Goal of the exercise:
For each line in the data below that holds "content", return a copy.

==== Raw data ====

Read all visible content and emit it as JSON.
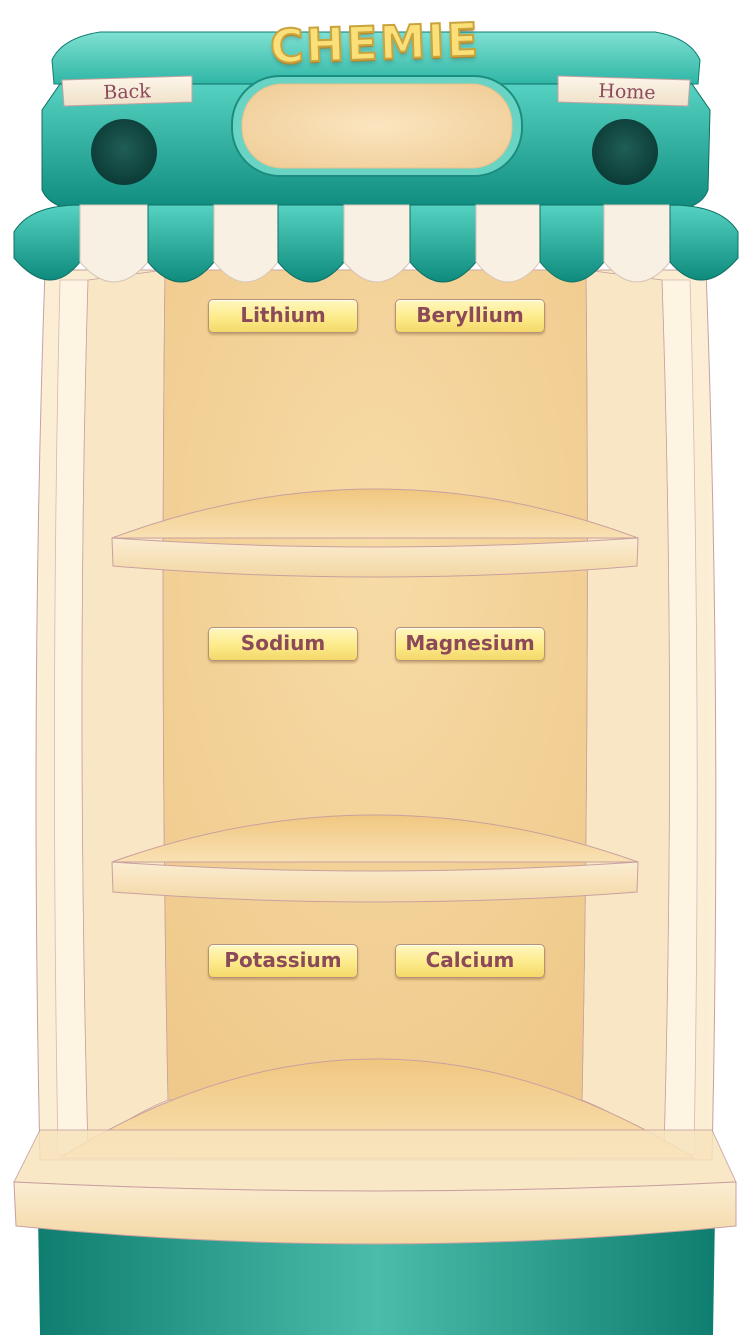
{
  "game": {
    "title": "CHEMIE",
    "back_label": "Back",
    "home_label": "Home"
  },
  "shelf": {
    "elements": [
      {
        "label": "Lithium"
      },
      {
        "label": "Beryllium"
      },
      {
        "label": "Sodium"
      },
      {
        "label": "Magnesium"
      },
      {
        "label": "Potassium"
      },
      {
        "label": "Calcium"
      }
    ]
  },
  "colors": {
    "awning_teal": "#2fb6a6",
    "awning_teal_dark": "#13867a",
    "cabinet_cream": "#f7deb0",
    "cabinet_inner": "#efc98b",
    "button_yellow": "#fdeb8a",
    "label_text": "#8b4a59"
  }
}
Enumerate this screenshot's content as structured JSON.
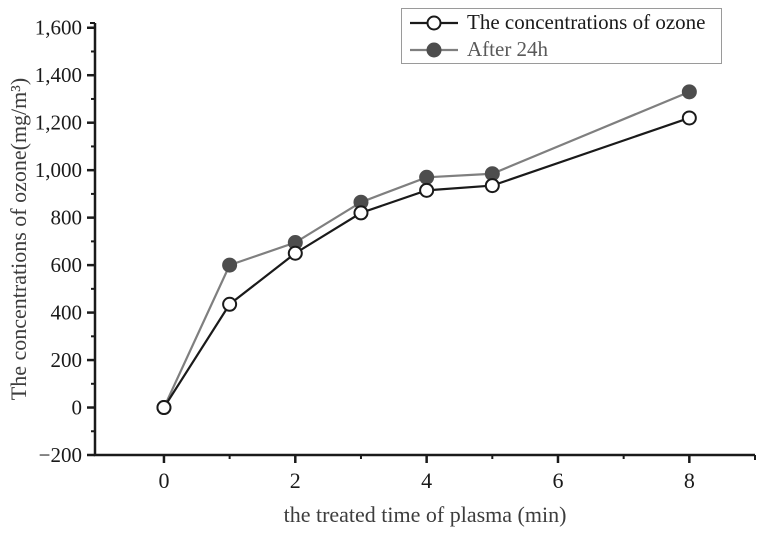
{
  "figure": {
    "background": "#ffffff",
    "axis_color": "#1a1a1a",
    "title_color": "#3d3d3d"
  },
  "chart_data": {
    "type": "line",
    "title": "",
    "xlabel": "the treated time of plasma (min)",
    "ylabel": "The concentrations of ozone(mg/m³)",
    "x": [
      0,
      1,
      2,
      3,
      4,
      5,
      8
    ],
    "series": [
      {
        "name": "The concentrations of ozone",
        "marker": "open-circle",
        "line_color": "#1a1a1a",
        "marker_fill": "#ffffff",
        "marker_stroke": "#1a1a1a",
        "label_color": "#1a1a1a",
        "values": [
          0,
          435,
          650,
          820,
          915,
          935,
          1220
        ]
      },
      {
        "name": "After 24h",
        "marker": "filled-circle",
        "line_color": "#7f7f7f",
        "marker_fill": "#4d4d4d",
        "marker_stroke": "#4d4d4d",
        "label_color": "#595959",
        "values": [
          0,
          600,
          695,
          865,
          970,
          985,
          1330
        ]
      }
    ],
    "xlim": [
      -1.05,
      9.0
    ],
    "ylim": [
      -200,
      1620
    ],
    "x_ticks": {
      "major_values": [
        0,
        2,
        4,
        6,
        8
      ],
      "major_labels": [
        "0",
        "2",
        "4",
        "6",
        "8"
      ],
      "minor_values": [
        1,
        3,
        5,
        7
      ]
    },
    "y_ticks": {
      "major_values": [
        -200,
        0,
        200,
        400,
        600,
        800,
        1000,
        1200,
        1400,
        1600
      ],
      "major_labels": [
        "−200",
        "0",
        "200",
        "400",
        "600",
        "800",
        "1,000",
        "1,200",
        "1,400",
        "1,600"
      ],
      "minor_values": [
        -100,
        100,
        300,
        500,
        700,
        900,
        1100,
        1300,
        1500
      ]
    },
    "grid": false,
    "legend": {
      "position": "top-right",
      "border_color": "#9a9a9a"
    }
  }
}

====

Solution to this task:
Read all visible content and emit it as JSON.
Enumerate this screenshot's content as structured JSON.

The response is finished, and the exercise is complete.